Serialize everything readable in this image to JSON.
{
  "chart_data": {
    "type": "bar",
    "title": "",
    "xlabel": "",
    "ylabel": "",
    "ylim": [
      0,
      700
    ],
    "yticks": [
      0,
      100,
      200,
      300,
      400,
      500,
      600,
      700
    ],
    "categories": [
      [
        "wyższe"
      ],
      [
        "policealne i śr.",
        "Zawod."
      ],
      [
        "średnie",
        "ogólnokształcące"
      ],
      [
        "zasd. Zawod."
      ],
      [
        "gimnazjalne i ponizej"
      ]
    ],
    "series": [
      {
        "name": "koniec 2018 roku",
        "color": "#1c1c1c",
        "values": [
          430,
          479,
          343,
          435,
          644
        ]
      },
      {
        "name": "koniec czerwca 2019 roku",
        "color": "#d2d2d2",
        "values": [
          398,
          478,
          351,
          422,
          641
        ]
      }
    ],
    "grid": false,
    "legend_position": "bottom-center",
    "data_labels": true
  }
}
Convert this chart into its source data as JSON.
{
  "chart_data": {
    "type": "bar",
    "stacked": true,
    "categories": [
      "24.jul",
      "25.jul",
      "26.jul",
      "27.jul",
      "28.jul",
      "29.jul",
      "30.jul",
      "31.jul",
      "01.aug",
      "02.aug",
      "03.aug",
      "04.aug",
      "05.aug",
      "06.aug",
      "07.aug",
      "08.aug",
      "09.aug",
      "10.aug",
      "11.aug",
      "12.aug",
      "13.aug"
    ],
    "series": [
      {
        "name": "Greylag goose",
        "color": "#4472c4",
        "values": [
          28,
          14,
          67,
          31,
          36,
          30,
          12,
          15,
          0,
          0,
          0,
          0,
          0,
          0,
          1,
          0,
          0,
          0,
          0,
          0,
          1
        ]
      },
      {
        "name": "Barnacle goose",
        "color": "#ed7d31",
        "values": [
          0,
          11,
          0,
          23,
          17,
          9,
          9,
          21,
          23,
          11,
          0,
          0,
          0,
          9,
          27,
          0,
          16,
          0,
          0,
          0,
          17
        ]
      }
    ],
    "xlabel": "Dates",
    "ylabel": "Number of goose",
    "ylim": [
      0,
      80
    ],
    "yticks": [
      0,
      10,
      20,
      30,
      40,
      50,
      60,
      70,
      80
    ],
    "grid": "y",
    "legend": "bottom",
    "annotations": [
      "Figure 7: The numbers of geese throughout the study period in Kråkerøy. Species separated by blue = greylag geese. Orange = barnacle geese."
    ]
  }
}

--

> TO BE DONE
Count how many lines of the material hold the string "name". Give the number and nothing more.

> COMPLETE ANSWER
4